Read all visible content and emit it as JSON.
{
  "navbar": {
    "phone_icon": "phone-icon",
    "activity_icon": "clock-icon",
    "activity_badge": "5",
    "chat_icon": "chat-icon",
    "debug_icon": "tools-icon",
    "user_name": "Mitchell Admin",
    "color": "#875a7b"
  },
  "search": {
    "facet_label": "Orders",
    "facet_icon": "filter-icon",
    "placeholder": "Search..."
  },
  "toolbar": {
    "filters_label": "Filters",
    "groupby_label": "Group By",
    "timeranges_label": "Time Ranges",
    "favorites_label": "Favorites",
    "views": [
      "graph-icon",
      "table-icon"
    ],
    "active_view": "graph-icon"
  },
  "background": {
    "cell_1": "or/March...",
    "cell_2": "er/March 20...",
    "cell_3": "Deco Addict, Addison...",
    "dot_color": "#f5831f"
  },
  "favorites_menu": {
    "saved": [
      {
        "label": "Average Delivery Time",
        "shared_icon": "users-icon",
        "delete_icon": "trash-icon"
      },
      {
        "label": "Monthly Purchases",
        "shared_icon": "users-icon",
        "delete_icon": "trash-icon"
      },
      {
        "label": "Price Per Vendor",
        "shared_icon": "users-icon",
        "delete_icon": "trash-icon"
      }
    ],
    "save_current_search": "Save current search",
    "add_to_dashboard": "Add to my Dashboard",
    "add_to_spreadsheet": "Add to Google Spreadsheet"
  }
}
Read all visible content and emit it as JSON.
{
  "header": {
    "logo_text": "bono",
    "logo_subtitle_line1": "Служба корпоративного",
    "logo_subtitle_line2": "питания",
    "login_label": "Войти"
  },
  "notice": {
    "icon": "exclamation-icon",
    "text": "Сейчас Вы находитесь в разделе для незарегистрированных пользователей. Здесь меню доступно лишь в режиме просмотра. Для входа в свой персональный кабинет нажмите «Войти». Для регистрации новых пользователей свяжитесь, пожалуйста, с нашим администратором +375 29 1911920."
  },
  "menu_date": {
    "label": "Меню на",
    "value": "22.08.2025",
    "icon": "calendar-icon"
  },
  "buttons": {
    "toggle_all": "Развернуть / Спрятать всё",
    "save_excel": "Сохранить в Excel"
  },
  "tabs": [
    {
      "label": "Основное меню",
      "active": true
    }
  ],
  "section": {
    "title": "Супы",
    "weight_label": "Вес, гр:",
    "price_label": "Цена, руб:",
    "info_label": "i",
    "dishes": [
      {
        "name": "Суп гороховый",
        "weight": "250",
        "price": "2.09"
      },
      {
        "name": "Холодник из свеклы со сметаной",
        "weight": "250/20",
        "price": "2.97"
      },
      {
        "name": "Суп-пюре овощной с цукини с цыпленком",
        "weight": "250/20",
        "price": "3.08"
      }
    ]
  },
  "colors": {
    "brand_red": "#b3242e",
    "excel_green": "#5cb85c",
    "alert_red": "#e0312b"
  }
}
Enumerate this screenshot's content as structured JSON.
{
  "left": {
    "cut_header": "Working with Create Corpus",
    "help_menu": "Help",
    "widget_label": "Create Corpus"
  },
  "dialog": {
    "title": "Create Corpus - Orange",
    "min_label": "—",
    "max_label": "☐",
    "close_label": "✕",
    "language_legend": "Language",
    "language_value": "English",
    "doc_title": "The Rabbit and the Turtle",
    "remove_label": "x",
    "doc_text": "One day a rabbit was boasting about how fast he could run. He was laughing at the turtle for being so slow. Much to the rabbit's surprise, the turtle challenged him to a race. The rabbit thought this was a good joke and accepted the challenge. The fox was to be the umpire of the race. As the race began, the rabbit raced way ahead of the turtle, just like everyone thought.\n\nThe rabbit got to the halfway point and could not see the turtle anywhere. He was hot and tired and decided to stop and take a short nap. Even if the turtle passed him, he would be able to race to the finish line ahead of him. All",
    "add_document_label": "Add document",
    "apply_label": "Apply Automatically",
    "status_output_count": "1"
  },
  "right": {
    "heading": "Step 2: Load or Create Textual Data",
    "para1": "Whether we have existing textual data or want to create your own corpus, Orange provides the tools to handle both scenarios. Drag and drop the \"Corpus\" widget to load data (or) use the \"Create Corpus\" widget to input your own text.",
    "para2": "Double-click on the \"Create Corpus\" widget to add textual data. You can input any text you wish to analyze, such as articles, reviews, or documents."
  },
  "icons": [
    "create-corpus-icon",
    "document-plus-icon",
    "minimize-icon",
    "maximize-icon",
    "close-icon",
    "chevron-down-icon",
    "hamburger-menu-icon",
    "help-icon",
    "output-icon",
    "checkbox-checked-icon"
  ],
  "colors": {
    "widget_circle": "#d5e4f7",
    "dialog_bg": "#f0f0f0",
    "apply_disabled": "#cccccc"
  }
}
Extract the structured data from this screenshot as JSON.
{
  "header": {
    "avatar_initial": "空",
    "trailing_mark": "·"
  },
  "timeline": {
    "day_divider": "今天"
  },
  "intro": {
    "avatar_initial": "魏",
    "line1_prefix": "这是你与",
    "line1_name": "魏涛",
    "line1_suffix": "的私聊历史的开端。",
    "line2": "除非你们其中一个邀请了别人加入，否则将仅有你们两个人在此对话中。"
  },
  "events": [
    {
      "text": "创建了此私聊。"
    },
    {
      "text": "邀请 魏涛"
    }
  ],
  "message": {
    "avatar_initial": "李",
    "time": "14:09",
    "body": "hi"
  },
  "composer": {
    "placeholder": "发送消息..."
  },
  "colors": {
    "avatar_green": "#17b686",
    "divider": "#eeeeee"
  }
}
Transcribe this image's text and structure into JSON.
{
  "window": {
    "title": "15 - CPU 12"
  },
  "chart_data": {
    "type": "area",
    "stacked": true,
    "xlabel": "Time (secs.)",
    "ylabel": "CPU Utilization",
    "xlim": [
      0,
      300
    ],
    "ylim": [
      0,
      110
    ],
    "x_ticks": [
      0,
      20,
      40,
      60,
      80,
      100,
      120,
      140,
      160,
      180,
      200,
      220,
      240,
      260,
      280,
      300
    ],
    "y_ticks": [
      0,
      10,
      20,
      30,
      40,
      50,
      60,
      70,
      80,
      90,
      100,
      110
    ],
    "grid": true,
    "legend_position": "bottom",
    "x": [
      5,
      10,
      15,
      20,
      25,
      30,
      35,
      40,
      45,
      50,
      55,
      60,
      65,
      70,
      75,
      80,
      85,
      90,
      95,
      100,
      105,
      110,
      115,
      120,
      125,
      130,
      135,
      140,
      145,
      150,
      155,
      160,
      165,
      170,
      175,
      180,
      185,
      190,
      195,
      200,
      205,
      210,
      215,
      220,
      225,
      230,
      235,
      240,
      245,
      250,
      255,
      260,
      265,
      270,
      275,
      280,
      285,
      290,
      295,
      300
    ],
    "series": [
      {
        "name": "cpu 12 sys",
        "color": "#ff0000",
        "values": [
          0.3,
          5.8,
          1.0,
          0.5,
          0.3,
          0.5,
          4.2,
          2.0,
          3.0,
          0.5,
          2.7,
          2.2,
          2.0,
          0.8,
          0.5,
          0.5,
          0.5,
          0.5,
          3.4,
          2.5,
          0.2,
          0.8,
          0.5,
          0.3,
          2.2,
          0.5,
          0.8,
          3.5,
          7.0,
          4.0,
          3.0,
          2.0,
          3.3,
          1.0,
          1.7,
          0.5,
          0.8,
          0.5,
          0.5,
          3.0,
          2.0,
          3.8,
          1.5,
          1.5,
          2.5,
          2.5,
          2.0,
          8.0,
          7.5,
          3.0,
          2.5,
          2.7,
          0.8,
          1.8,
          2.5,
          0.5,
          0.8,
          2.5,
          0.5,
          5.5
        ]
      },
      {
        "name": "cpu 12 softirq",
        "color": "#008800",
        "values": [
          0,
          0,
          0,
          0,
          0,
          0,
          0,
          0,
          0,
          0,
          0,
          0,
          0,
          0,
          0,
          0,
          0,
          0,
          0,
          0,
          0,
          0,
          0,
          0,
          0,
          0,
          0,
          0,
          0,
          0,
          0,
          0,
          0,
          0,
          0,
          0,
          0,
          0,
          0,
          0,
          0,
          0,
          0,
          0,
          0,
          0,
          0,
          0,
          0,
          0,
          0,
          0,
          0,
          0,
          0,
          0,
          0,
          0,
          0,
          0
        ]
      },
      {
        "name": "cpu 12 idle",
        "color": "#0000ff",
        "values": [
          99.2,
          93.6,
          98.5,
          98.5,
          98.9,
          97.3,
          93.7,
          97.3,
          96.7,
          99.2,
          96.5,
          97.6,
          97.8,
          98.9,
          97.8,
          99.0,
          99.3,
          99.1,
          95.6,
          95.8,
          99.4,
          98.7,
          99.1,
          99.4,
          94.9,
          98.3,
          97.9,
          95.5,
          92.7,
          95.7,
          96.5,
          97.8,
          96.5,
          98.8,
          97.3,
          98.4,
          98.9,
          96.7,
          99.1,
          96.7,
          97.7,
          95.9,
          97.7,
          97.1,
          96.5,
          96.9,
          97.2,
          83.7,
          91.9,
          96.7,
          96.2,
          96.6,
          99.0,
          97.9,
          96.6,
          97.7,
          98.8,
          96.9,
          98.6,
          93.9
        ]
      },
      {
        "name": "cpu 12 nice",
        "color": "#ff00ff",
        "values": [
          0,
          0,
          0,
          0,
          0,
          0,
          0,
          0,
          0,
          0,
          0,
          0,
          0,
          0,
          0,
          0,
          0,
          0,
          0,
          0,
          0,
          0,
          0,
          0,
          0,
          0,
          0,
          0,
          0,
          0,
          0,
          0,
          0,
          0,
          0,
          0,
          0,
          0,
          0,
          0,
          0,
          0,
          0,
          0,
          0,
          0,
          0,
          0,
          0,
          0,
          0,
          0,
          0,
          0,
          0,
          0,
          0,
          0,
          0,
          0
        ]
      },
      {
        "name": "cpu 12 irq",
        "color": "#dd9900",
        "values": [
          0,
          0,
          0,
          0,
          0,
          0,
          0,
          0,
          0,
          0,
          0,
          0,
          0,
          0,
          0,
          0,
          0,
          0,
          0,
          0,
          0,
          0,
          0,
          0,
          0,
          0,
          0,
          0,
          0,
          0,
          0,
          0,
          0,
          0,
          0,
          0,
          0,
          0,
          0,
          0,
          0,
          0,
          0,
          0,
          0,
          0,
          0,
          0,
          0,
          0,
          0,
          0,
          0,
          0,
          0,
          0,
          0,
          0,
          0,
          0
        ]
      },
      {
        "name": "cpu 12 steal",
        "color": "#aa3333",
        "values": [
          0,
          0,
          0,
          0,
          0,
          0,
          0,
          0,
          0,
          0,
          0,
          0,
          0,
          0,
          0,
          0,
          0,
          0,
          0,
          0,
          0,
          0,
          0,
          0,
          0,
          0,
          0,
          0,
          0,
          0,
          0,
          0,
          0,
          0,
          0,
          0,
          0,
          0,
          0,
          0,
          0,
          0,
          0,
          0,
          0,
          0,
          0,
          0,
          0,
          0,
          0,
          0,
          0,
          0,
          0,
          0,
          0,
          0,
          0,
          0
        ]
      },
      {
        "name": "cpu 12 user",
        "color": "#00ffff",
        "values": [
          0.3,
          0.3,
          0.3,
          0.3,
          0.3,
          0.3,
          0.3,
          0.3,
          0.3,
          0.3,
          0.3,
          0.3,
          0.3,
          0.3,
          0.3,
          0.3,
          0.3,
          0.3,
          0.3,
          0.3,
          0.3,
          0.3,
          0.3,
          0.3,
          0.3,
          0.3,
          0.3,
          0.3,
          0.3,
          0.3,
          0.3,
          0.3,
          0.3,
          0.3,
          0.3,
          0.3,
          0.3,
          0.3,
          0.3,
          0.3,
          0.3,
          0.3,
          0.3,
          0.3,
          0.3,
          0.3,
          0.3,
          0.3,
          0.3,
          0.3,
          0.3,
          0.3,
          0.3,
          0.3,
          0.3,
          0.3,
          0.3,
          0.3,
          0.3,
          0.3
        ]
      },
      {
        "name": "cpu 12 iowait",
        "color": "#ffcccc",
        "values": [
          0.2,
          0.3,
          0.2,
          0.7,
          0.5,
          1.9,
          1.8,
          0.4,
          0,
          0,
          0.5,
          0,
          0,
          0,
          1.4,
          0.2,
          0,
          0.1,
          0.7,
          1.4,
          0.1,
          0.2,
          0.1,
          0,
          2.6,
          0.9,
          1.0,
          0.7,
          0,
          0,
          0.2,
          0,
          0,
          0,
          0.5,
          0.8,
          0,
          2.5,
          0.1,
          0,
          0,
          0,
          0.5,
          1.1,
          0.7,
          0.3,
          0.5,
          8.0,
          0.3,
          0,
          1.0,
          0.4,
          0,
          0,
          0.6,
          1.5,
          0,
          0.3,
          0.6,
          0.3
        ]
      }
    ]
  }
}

◆ ◆ ◆ ◆ ◆ ◆ ◆

Work to be completed:
Which lines hold the string "structured"? List them all.

Output below:
Enumerate this screenshot's content as structured JSON.
Extract the structured data from this screenshot as JSON.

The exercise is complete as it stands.